WHAT IS EXPECTED:
Every entry below must be repeated exactly; skip the pictures.

'''

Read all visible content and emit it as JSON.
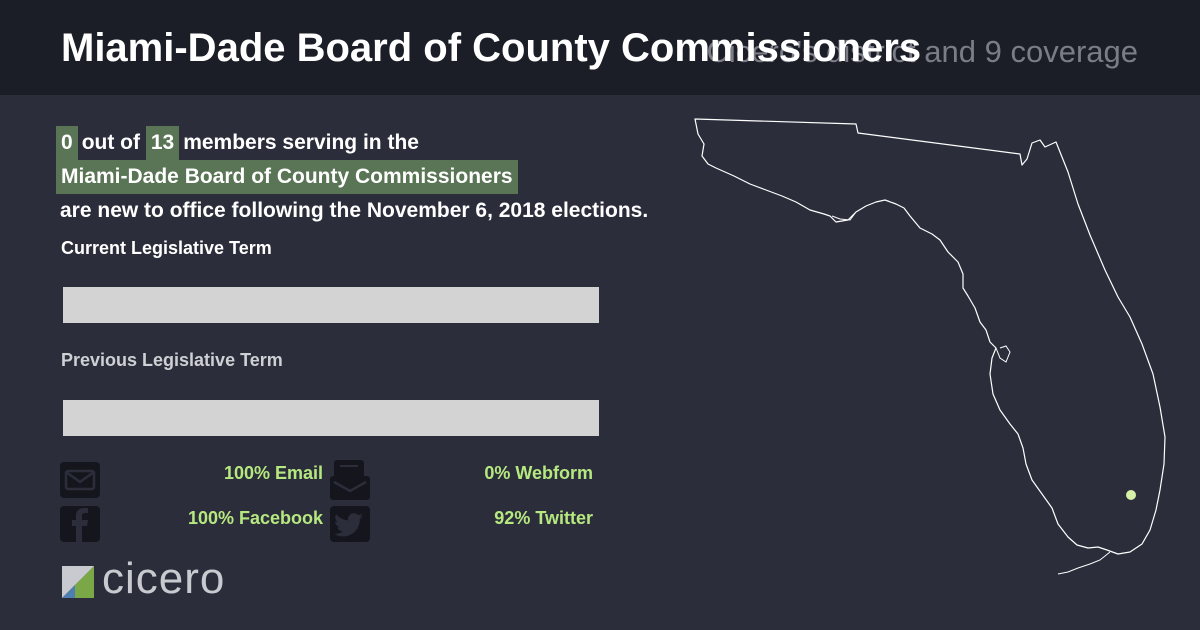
{
  "header": {
    "title": "Miami-Dade Board of County Commissioners",
    "subtitle": "Cicero's district and 9 coverage"
  },
  "summary": {
    "new_count": "0",
    "out_of": "out of",
    "total": "13",
    "serving": "members serving in the",
    "body_name": "Miami-Dade Board of County Commissioners",
    "ending": "are new to office following the November 6, 2018 elections."
  },
  "terms": {
    "current_label": "Current Legislative Term",
    "current_new_fraction": 0,
    "previous_label": "Previous Legislative Term",
    "previous_new_fraction": 0
  },
  "contact": {
    "email": "100% Email",
    "webform": "0% Webform",
    "facebook": "100% Facebook",
    "twitter": "92% Twitter",
    "icons": [
      "email-icon",
      "webform-icon",
      "facebook-icon",
      "twitter-icon"
    ]
  },
  "brand": {
    "logo_text": "cicero"
  },
  "colors": {
    "highlight": "#5a7556",
    "stat_text": "#b6e880",
    "marker": "#d7f0a8",
    "bar": "#d3d3d3"
  }
}
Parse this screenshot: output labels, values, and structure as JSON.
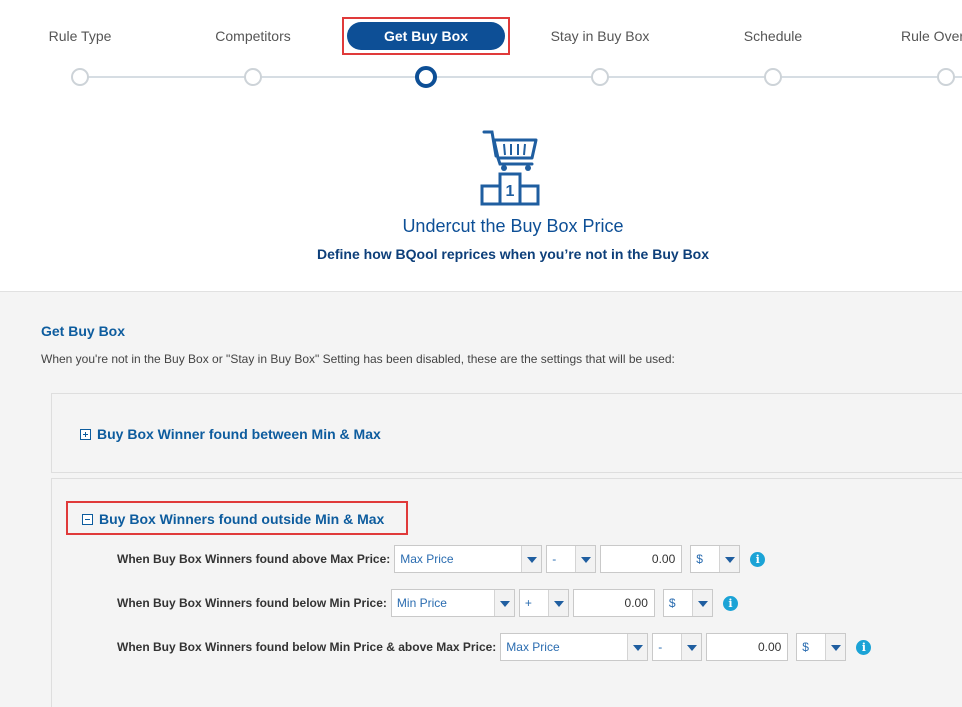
{
  "stepper": {
    "steps": [
      {
        "label": "Rule Type"
      },
      {
        "label": "Competitors"
      },
      {
        "label": "Get Buy Box"
      },
      {
        "label": "Stay in Buy Box"
      },
      {
        "label": "Schedule"
      },
      {
        "label": "Rule Over"
      }
    ],
    "active_index": 2
  },
  "hero": {
    "icon": "cart-podium-icon",
    "podium_number": "1",
    "title": "Undercut the Buy Box Price",
    "subtitle": "Define how BQool reprices when you’re not in the Buy Box"
  },
  "section": {
    "title": "Get Buy Box",
    "description": "When you're not in the Buy Box or \"Stay in Buy Box\" Setting has been disabled, these are the settings that will be used:"
  },
  "panels": [
    {
      "title": "Buy Box Winner found between Min & Max",
      "expanded": false
    },
    {
      "title": "Buy Box Winners found outside Min & Max",
      "expanded": true
    }
  ],
  "rows": [
    {
      "label": "When Buy Box Winners found above Max Price:",
      "base": "Max Price",
      "operator": "-",
      "amount": "0.00",
      "unit": "$"
    },
    {
      "label": "When Buy Box Winners found below Min Price:",
      "base": "Min Price",
      "operator": "+",
      "amount": "0.00",
      "unit": "$"
    },
    {
      "label": "When Buy Box Winners found below Min Price & above Max Price:",
      "base": "Max Price",
      "operator": "-",
      "amount": "0.00",
      "unit": "$"
    }
  ],
  "info_glyph": "i",
  "colors": {
    "accent": "#0d4f96",
    "link": "#0d5c9e",
    "highlight": "#e03a3a",
    "info": "#1ba3d6"
  }
}
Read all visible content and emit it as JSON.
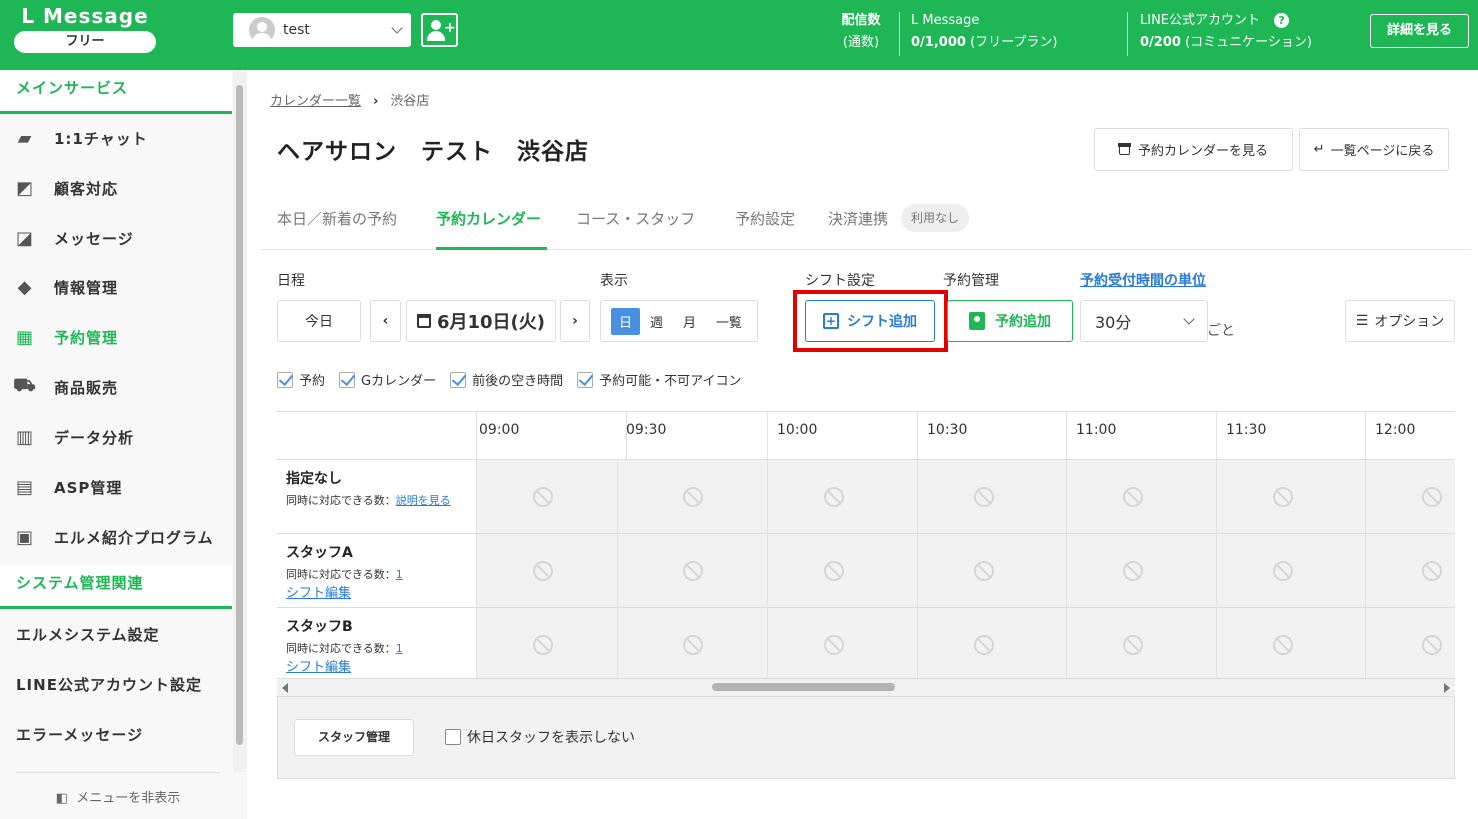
{
  "header": {
    "logo": "L Message",
    "plan": "フリー",
    "account": "test",
    "stats": [
      {
        "label": "配信数",
        "sub": "(通数)"
      },
      {
        "label": "L Message",
        "value": "0/1,000",
        "note": "(フリープラン)"
      },
      {
        "label": "LINE公式アカウント",
        "value": "0/200",
        "note": "(コミュニケーション)"
      }
    ],
    "detail_button": "詳細を見る"
  },
  "sidebar": {
    "section_main": "メインサービス",
    "items": [
      {
        "label": "1:1チャット",
        "icon": "chat-icon"
      },
      {
        "label": "顧客対応",
        "icon": "arrow-box-icon"
      },
      {
        "label": "メッセージ",
        "icon": "message-icon"
      },
      {
        "label": "情報管理",
        "icon": "tag-icon"
      },
      {
        "label": "予約管理",
        "icon": "calendar-icon",
        "active": true
      },
      {
        "label": "商品販売",
        "icon": "cart-icon"
      },
      {
        "label": "データ分析",
        "icon": "bar-chart-icon"
      },
      {
        "label": "ASP管理",
        "icon": "asp-icon"
      },
      {
        "label": "エルメ紹介プログラム",
        "icon": "clipboard-icon"
      }
    ],
    "section_system": "システム管理関連",
    "system_items": [
      "エルメシステム設定",
      "LINE公式アカウント設定",
      "エラーメッセージ"
    ],
    "hide_menu": "メニューを非表示"
  },
  "breadcrumb": {
    "link": "カレンダー一覧",
    "current": "渋谷店"
  },
  "page_title": "ヘアサロン　テスト　渋谷店",
  "top_buttons": {
    "calendar": "予約カレンダーを見る",
    "back": "一覧ページに戻る"
  },
  "tabs": [
    "本日／新着の予約",
    "予約カレンダー",
    "コース・スタッフ",
    "予約設定",
    "決済連携"
  ],
  "tab_badge": "利用なし",
  "controls": {
    "schedule_label": "日程",
    "today": "今日",
    "date": "6月10日(火)",
    "display_label": "表示",
    "views": [
      "日",
      "週",
      "月",
      "一覧"
    ],
    "shift_label": "シフト設定",
    "shift_add": "シフト追加",
    "resv_label": "予約管理",
    "resv_add": "予約追加",
    "unit_label": "予約受付時間の単位",
    "unit_value": "30分",
    "unit_suffix": "ごと",
    "option": "オプション"
  },
  "checkboxes": [
    "予約",
    "Gカレンダー",
    "前後の空き時間",
    "予約可能・不可アイコン"
  ],
  "times": [
    "09:00",
    "09:30",
    "10:00",
    "10:30",
    "11:00",
    "11:30",
    "12:00"
  ],
  "rows": [
    {
      "name": "指定なし",
      "capacity_label": "同時に対応できる数：",
      "capacity": "説明を見る",
      "edit": ""
    },
    {
      "name": "スタッフA",
      "capacity_label": "同時に対応できる数：",
      "capacity": "1",
      "edit": "シフト編集"
    },
    {
      "name": "スタッフB",
      "capacity_label": "同時に対応できる数：",
      "capacity": "1",
      "edit": "シフト編集"
    }
  ],
  "footer": {
    "staff_button": "スタッフ管理",
    "hide_holiday": "休日スタッフを表示しない"
  },
  "colors": {
    "brand": "#1fb655",
    "link": "#2a7bd4",
    "highlight": "#e30000"
  }
}
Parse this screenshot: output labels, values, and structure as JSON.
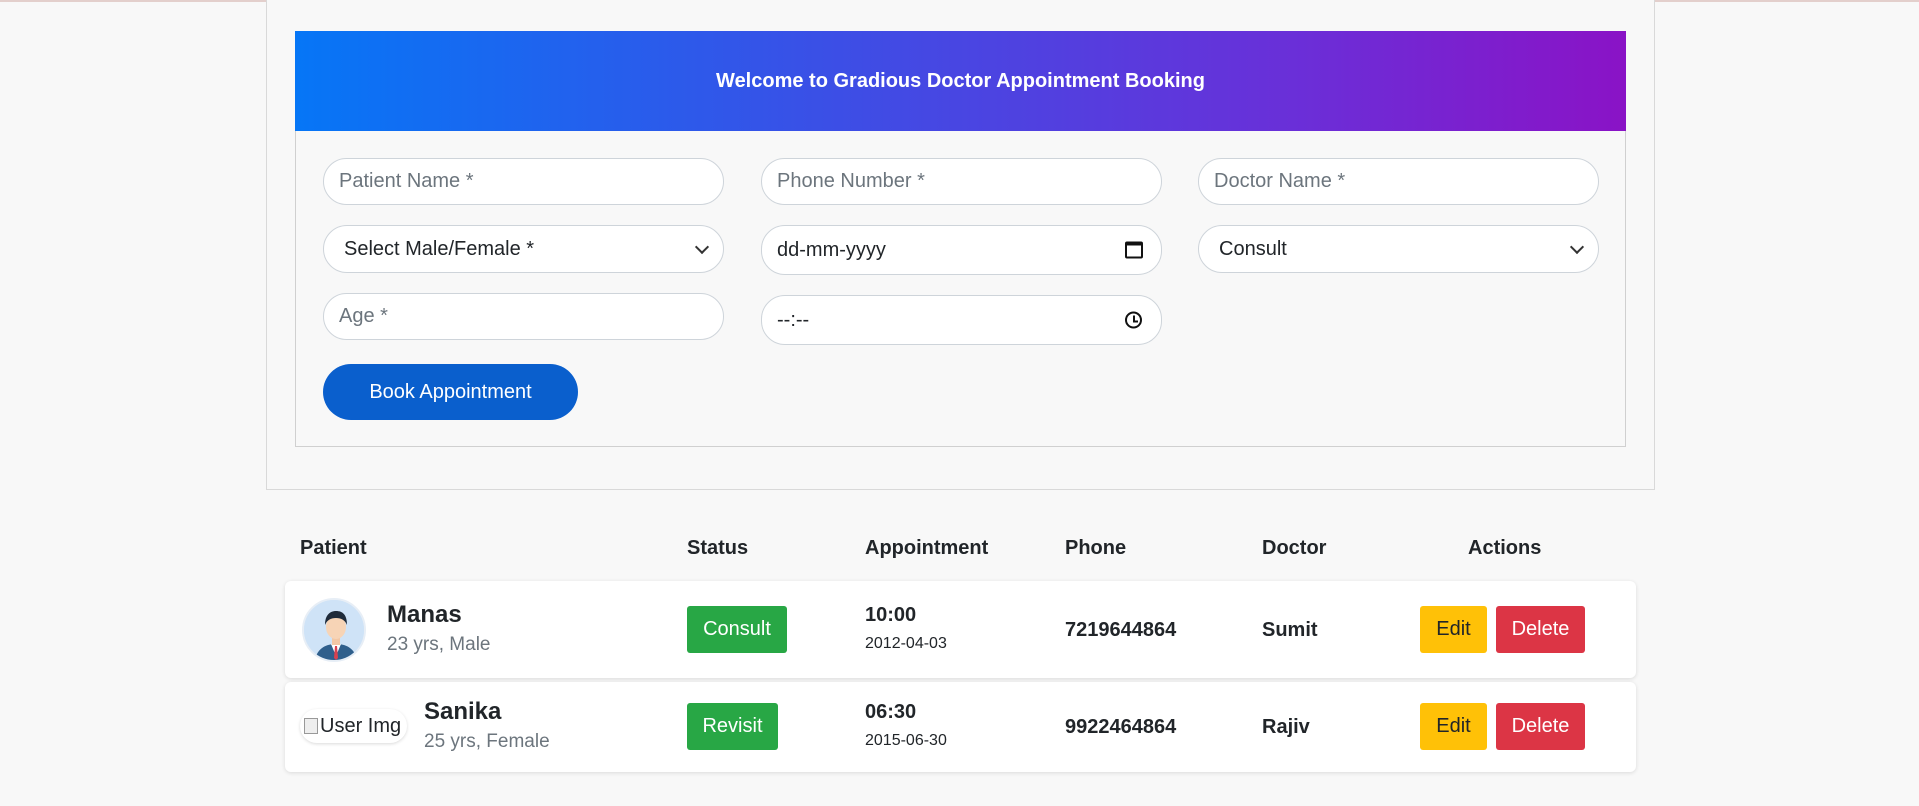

'''

WRITTEN ANSWER:
Read all visible content and emit it as JSON.
{
  "header": {
    "title": "Miami-Dade Board of County Commissioners",
    "subtitle": "Cicero's district and 9 coverage"
  },
  "summary": {
    "new_count": "0",
    "out_of": "out of",
    "total": "13",
    "serving": "members serving in the",
    "body_name": "Miami-Dade Board of County Commissioners",
    "ending": "are new to office following the November 6, 2018 elections."
  },
  "terms": {
    "current_label": "Current Legislative Term",
    "current_new_fraction": 0,
    "previous_label": "Previous Legislative Term",
    "previous_new_fraction": 0
  },
  "contact": {
    "email": "100% Email",
    "webform": "0% Webform",
    "facebook": "100% Facebook",
    "twitter": "92% Twitter",
    "icons": [
      "email-icon",
      "webform-icon",
      "facebook-icon",
      "twitter-icon"
    ]
  },
  "brand": {
    "logo_text": "cicero"
  },
  "colors": {
    "highlight": "#5a7556",
    "stat_text": "#b6e880",
    "marker": "#d7f0a8",
    "bar": "#d3d3d3"
  }
}
Parse this screenshot: output labels, values, and structure as JSON.
{
  "stepper": {
    "steps": [
      {
        "label": "Rule Type"
      },
      {
        "label": "Competitors"
      },
      {
        "label": "Get Buy Box"
      },
      {
        "label": "Stay in Buy Box"
      },
      {
        "label": "Schedule"
      },
      {
        "label": "Rule Over"
      }
    ],
    "active_index": 2
  },
  "hero": {
    "icon": "cart-podium-icon",
    "podium_number": "1",
    "title": "Undercut the Buy Box Price",
    "subtitle": "Define how BQool reprices when you’re not in the Buy Box"
  },
  "section": {
    "title": "Get Buy Box",
    "description": "When you're not in the Buy Box or \"Stay in Buy Box\" Setting has been disabled, these are the settings that will be used:"
  },
  "panels": [
    {
      "title": "Buy Box Winner found between Min & Max",
      "expanded": false
    },
    {
      "title": "Buy Box Winners found outside Min & Max",
      "expanded": true
    }
  ],
  "rows": [
    {
      "label": "When Buy Box Winners found above Max Price:",
      "base": "Max Price",
      "operator": "-",
      "amount": "0.00",
      "unit": "$"
    },
    {
      "label": "When Buy Box Winners found below Min Price:",
      "base": "Min Price",
      "operator": "+",
      "amount": "0.00",
      "unit": "$"
    },
    {
      "label": "When Buy Box Winners found below Min Price & above Max Price:",
      "base": "Max Price",
      "operator": "-",
      "amount": "0.00",
      "unit": "$"
    }
  ],
  "info_glyph": "i",
  "colors": {
    "accent": "#0d4f96",
    "link": "#0d5c9e",
    "highlight": "#e03a3a",
    "info": "#1ba3d6"
  }
}
Read all visible content and emit it as JSON.
{
  "header": {
    "logo": "L Message",
    "plan": "フリー",
    "account": "test",
    "stats": [
      {
        "label": "配信数",
        "sub": "(通数)"
      },
      {
        "label": "L Message",
        "value": "0/1,000",
        "note": "(フリープラン)"
      },
      {
        "label": "LINE公式アカウント",
        "value": "0/200",
        "note": "(コミュニケーション)"
      }
    ],
    "detail_button": "詳細を見る"
  },
  "sidebar": {
    "section_main": "メインサービス",
    "items": [
      {
        "label": "1:1チャット",
        "icon": "chat-icon"
      },
      {
        "label": "顧客対応",
        "icon": "arrow-box-icon"
      },
      {
        "label": "メッセージ",
        "icon": "message-icon"
      },
      {
        "label": "情報管理",
        "icon": "tag-icon"
      },
      {
        "label": "予約管理",
        "icon": "calendar-icon",
        "active": true
      },
      {
        "label": "商品販売",
        "icon": "cart-icon"
      },
      {
        "label": "データ分析",
        "icon": "bar-chart-icon"
      },
      {
        "label": "ASP管理",
        "icon": "asp-icon"
      },
      {
        "label": "エルメ紹介プログラム",
        "icon": "clipboard-icon"
      }
    ],
    "section_system": "システム管理関連",
    "system_items": [
      "エルメシステム設定",
      "LINE公式アカウント設定",
      "エラーメッセージ"
    ],
    "hide_menu": "メニューを非表示"
  },
  "breadcrumb": {
    "link": "カレンダー一覧",
    "current": "渋谷店"
  },
  "page_title": "ヘアサロン　テスト　渋谷店",
  "top_buttons": {
    "calendar": "予約カレンダーを見る",
    "back": "一覧ページに戻る"
  },
  "tabs": [
    "本日／新着の予約",
    "予約カレンダー",
    "コース・スタッフ",
    "予約設定",
    "決済連携"
  ],
  "tab_badge": "利用なし",
  "controls": {
    "schedule_label": "日程",
    "today": "今日",
    "date": "6月10日(火)",
    "display_label": "表示",
    "views": [
      "日",
      "週",
      "月",
      "一覧"
    ],
    "shift_label": "シフト設定",
    "shift_add": "シフト追加",
    "resv_label": "予約管理",
    "resv_add": "予約追加",
    "unit_label": "予約受付時間の単位",
    "unit_value": "30分",
    "unit_suffix": "ごと",
    "option": "オプション"
  },
  "checkboxes": [
    "予約",
    "Gカレンダー",
    "前後の空き時間",
    "予約可能・不可アイコン"
  ],
  "times": [
    "09:00",
    "09:30",
    "10:00",
    "10:30",
    "11:00",
    "11:30",
    "12:00"
  ],
  "rows": [
    {
      "name": "指定なし",
      "capacity_label": "同時に対応できる数：",
      "capacity": "説明を見る",
      "edit": ""
    },
    {
      "name": "スタッフA",
      "capacity_label": "同時に対応できる数：",
      "capacity": "1",
      "edit": "シフト編集"
    },
    {
      "name": "スタッフB",
      "capacity_label": "同時に対応できる数：",
      "capacity": "1",
      "edit": "シフト編集"
    }
  ],
  "footer": {
    "staff_button": "スタッフ管理",
    "hide_holiday": "休日スタッフを表示しない"
  },
  "colors": {
    "brand": "#1fb655",
    "link": "#2a7bd4",
    "highlight": "#e30000"
  }
}
Parse this screenshot: output labels, values, and structure as JSON.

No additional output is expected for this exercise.